======== Data section
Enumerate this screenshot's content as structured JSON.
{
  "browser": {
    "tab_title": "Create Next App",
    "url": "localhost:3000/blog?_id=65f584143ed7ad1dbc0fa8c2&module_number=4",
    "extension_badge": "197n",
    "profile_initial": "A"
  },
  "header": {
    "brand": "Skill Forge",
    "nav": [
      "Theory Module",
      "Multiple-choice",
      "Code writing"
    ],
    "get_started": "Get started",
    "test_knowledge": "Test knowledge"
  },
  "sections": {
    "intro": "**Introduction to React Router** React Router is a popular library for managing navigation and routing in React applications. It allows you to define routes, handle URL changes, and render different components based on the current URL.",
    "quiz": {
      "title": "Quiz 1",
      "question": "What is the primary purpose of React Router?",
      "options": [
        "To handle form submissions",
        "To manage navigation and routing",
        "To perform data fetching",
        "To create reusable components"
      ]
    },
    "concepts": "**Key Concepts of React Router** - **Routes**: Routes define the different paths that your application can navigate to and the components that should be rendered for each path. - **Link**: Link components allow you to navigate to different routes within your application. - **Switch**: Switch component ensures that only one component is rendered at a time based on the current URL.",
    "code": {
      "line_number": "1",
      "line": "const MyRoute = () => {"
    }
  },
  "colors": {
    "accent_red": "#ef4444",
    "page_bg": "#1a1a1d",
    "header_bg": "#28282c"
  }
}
================
:: Aim of the task ::
Extract lines where the string "routing" occurs.

:: Solution to the exercise ::
    "intro": "**Introduction to React Router** React Router is a popular library for managing navigation and routing in React applications. It allows you to define routes, handle URL changes, and render different components based on the current URL.",
        "To manage navigation and routing",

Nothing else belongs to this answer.